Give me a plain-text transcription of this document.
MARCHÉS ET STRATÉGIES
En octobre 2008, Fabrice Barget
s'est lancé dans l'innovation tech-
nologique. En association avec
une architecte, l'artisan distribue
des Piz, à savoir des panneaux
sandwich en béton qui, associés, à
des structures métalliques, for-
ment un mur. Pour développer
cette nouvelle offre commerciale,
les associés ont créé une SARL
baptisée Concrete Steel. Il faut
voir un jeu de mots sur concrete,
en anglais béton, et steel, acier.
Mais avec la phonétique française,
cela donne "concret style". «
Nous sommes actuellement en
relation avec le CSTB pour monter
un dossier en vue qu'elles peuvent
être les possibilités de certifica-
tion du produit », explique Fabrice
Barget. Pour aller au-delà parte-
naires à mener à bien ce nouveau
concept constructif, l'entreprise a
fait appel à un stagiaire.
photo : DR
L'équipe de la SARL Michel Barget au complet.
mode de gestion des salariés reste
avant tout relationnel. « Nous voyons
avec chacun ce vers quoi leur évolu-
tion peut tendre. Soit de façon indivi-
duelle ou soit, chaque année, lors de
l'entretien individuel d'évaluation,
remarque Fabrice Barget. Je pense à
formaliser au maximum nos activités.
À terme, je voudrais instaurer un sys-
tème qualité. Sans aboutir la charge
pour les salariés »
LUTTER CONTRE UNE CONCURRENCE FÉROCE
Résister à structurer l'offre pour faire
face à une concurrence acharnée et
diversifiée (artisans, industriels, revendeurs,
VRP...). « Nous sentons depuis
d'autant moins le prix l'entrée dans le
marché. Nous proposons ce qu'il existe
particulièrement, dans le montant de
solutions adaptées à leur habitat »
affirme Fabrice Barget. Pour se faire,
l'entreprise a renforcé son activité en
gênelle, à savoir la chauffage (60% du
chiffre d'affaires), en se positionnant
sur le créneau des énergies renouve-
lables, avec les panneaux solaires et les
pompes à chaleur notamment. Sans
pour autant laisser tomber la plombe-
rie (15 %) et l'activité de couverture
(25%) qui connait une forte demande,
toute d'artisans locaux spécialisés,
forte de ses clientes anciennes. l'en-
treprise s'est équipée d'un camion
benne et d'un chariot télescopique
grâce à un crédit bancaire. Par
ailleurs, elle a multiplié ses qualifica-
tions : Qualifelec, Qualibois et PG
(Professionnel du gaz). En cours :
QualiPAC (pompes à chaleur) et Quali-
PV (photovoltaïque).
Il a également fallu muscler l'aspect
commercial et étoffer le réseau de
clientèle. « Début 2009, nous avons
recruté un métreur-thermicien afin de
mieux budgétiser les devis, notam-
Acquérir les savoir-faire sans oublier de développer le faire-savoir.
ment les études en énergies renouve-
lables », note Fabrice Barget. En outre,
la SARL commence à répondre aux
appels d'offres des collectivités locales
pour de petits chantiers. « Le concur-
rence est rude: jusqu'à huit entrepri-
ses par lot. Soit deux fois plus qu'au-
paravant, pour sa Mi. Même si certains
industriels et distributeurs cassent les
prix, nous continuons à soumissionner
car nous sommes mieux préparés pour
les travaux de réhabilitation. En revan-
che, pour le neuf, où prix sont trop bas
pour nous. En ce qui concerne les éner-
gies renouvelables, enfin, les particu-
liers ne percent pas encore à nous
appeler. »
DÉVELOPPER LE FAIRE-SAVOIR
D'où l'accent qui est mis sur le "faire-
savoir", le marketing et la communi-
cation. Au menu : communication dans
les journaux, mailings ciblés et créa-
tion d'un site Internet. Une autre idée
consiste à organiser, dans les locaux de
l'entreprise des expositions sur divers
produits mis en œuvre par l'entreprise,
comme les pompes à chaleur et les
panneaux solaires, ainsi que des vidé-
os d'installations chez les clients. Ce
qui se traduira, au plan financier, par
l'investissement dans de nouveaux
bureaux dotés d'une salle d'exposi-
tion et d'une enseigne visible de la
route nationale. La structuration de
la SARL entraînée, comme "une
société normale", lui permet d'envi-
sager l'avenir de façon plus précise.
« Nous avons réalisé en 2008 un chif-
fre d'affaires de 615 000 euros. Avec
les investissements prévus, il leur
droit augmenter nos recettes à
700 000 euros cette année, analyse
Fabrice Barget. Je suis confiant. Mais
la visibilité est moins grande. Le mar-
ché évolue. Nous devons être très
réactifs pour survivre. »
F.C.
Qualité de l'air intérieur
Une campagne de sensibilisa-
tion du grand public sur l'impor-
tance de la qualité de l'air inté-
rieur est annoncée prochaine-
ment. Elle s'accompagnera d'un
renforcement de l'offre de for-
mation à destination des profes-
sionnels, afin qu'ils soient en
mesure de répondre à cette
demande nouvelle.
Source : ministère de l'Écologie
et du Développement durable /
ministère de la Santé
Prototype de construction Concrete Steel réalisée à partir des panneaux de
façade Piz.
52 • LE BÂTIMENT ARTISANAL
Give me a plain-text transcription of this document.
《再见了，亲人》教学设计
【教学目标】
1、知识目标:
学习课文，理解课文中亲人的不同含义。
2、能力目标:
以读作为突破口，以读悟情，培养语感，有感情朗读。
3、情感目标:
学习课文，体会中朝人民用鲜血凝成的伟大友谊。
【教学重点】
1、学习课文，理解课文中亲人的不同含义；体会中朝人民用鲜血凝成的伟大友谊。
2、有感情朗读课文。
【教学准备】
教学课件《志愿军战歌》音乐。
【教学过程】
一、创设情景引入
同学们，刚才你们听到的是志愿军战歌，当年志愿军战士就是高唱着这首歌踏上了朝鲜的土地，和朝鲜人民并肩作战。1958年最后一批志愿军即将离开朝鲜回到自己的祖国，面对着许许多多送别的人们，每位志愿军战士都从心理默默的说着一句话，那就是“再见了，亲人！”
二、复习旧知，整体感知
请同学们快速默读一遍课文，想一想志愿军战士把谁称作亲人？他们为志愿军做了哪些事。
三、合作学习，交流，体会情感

━━━━

SHORT TASK -> Every line above that contains the word "autant" should be reported.

RESPONSE FOR THIS EXERCISE ->
d'autant moins le prix l'entrée dans le
pour autant laisser tomber la plombe-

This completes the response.